━━ MATERIAL SHOWN ━━

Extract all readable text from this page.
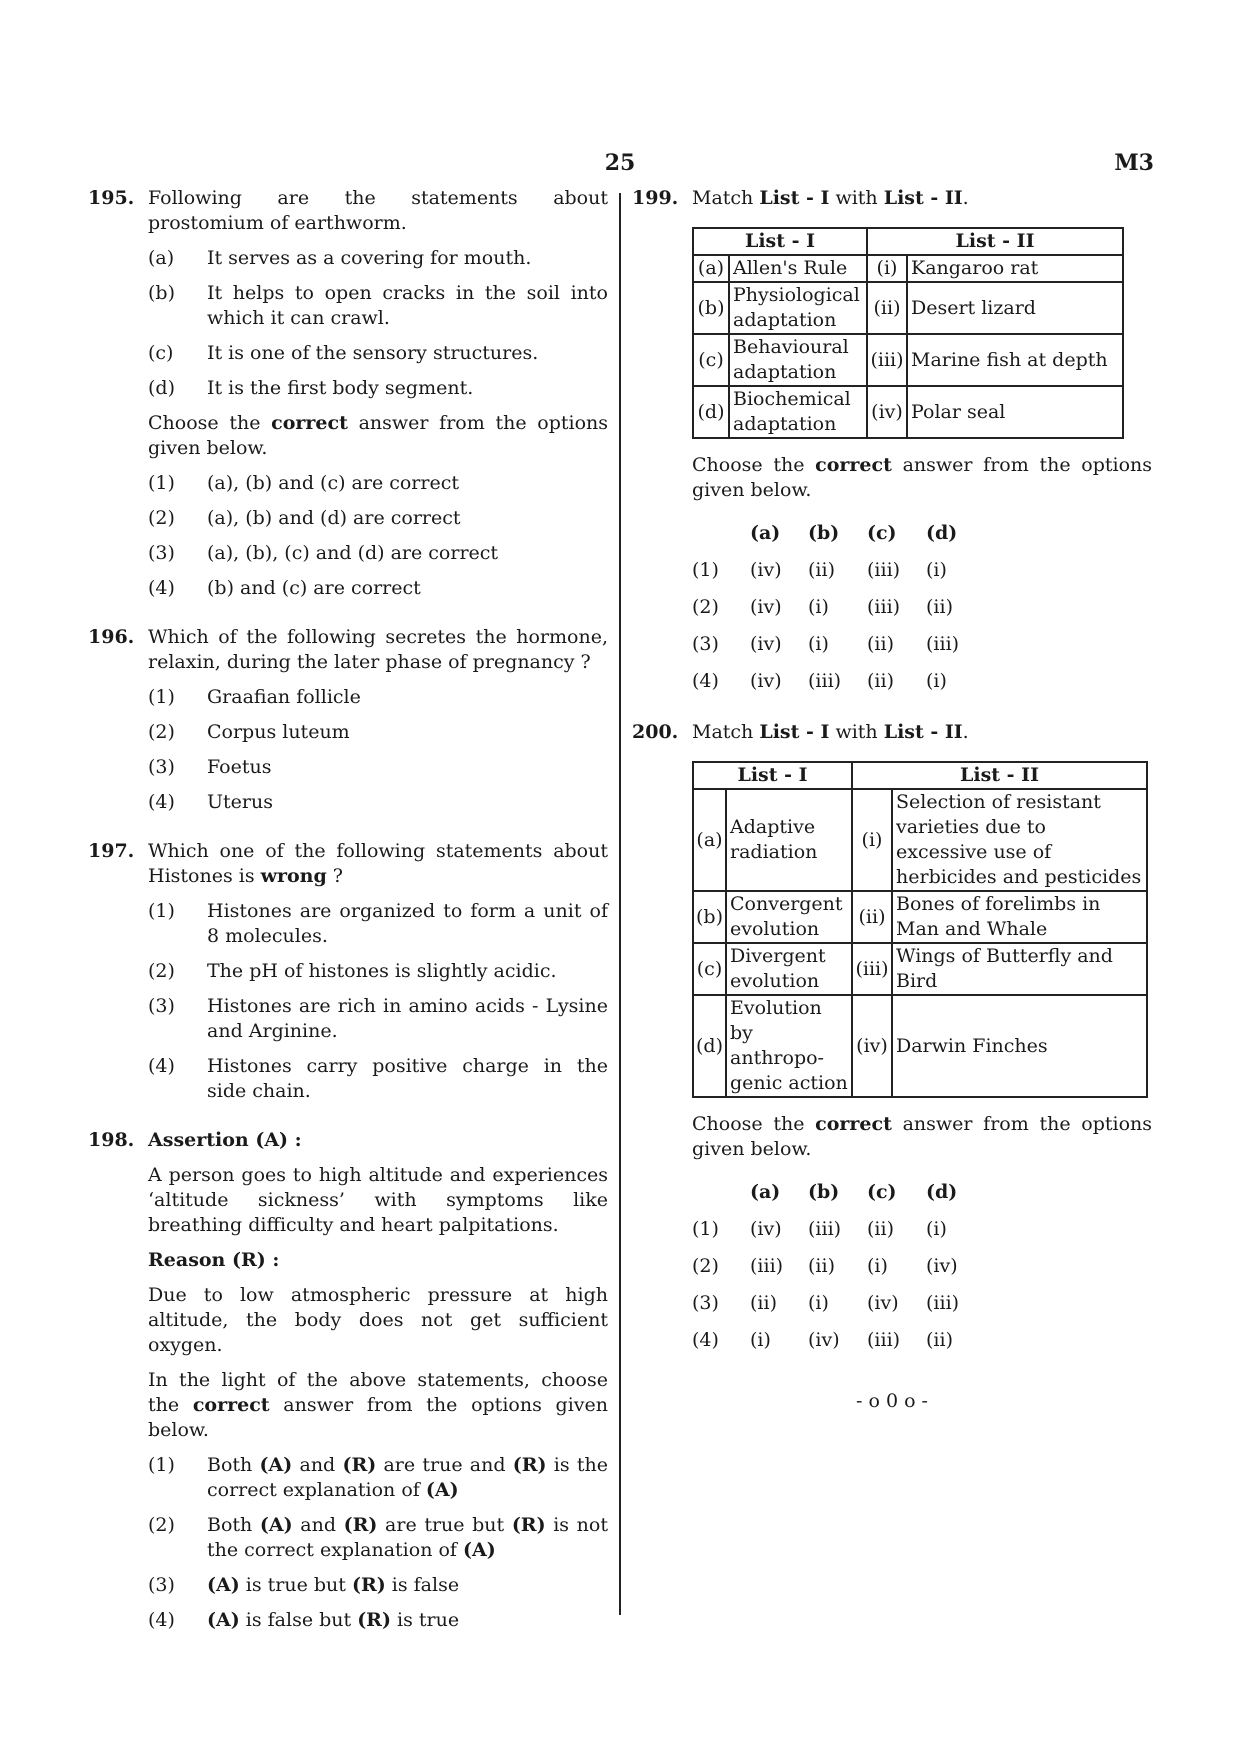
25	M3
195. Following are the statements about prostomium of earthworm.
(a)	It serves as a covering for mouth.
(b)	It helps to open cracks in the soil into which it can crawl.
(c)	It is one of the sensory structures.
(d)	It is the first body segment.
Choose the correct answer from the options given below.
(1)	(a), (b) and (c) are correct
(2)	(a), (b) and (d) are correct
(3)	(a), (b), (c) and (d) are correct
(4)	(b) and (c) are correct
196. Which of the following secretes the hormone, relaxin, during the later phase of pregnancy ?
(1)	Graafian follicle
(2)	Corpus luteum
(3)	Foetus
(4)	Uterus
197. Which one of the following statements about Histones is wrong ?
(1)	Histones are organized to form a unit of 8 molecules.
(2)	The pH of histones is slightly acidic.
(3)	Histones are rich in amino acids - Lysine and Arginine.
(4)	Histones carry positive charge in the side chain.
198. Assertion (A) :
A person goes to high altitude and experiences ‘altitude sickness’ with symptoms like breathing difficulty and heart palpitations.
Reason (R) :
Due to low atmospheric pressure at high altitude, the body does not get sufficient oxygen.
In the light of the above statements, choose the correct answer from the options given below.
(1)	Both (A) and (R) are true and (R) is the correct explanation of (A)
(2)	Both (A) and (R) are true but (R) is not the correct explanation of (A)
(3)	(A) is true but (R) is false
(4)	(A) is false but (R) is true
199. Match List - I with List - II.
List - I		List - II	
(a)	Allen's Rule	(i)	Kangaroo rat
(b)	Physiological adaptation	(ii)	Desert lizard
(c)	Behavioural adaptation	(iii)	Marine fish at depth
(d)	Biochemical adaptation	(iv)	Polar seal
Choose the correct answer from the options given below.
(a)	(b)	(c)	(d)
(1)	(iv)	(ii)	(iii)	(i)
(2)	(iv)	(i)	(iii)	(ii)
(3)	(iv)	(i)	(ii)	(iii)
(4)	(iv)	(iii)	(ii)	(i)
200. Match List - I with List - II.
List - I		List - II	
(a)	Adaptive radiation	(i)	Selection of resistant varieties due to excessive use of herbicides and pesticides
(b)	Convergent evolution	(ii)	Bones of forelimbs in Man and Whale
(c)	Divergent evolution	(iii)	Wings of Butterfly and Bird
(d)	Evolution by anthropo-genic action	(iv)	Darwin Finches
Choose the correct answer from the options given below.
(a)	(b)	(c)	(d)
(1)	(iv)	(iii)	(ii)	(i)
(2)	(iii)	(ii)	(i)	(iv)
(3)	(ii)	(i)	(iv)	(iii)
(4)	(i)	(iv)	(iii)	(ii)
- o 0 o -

━━━

● GOAL
A faithful copy of the records above is needed, with the pictures left out.

● EXERCISE ANSWER
Extract all readable text from this page.
25	M3
195. Following are the statements about prostomium of earthworm.
(a)	It serves as a covering for mouth.
(b)	It helps to open cracks in the soil into which it can crawl.
(c)	It is one of the sensory structures.
(d)	It is the first body segment.
Choose the correct answer from the options given below.
(1)	(a), (b) and (c) are correct
(2)	(a), (b) and (d) are correct
(3)	(a), (b), (c) and (d) are correct
(4)	(b) and (c) are correct
196. Which of the following secretes the hormone, relaxin, during the later phase of pregnancy ?
(1)	Graafian follicle
(2)	Corpus luteum
(3)	Foetus
(4)	Uterus
197. Which one of the following statements about Histones is wrong ?
(1)	Histones are organized to form a unit of 8 molecules.
(2)	The pH of histones is slightly acidic.
(3)	Histones are rich in amino acids - Lysine and Arginine.
(4)	Histones carry positive charge in the side chain.
198. Assertion (A) :
A person goes to high altitude and experiences ‘altitude sickness’ with symptoms like breathing difficulty and heart palpitations.
Reason (R) :
Due to low atmospheric pressure at high altitude, the body does not get sufficient oxygen.
In the light of the above statements, choose the correct answer from the options given below.
(1)	Both (A) and (R) are true and (R) is the correct explanation of (A)
(2)	Both (A) and (R) are true but (R) is not the correct explanation of (A)
(3)	(A) is true but (R) is false
(4)	(A) is false but (R) is true
199. Match List - I with List - II.
List - I		List - II	
(a)	Allen's Rule	(i)	Kangaroo rat
(b)	Physiological adaptation	(ii)	Desert lizard
(c)	Behavioural adaptation	(iii)	Marine fish at depth
(d)	Biochemical adaptation	(iv)	Polar seal
Choose the correct answer from the options given below.
(a)	(b)	(c)	(d)
(1)	(iv)	(ii)	(iii)	(i)
(2)	(iv)	(i)	(iii)	(ii)
(3)	(iv)	(i)	(ii)	(iii)
(4)	(iv)	(iii)	(ii)	(i)
200. Match List - I with List - II.
List - I		List - II	
(a)	Adaptive radiation	(i)	Selection of resistant varieties due to excessive use of herbicides and pesticides
(b)	Convergent evolution	(ii)	Bones of forelimbs in Man and Whale
(c)	Divergent evolution	(iii)	Wings of Butterfly and Bird
(d)	Evolution by anthropo-genic action	(iv)	Darwin Finches
Choose the correct answer from the options given below.
(a)	(b)	(c)	(d)
(1)	(iv)	(iii)	(ii)	(i)
(2)	(iii)	(ii)	(i)	(iv)
(3)	(ii)	(i)	(iv)	(iii)
(4)	(i)	(iv)	(iii)	(ii)
- o 0 o -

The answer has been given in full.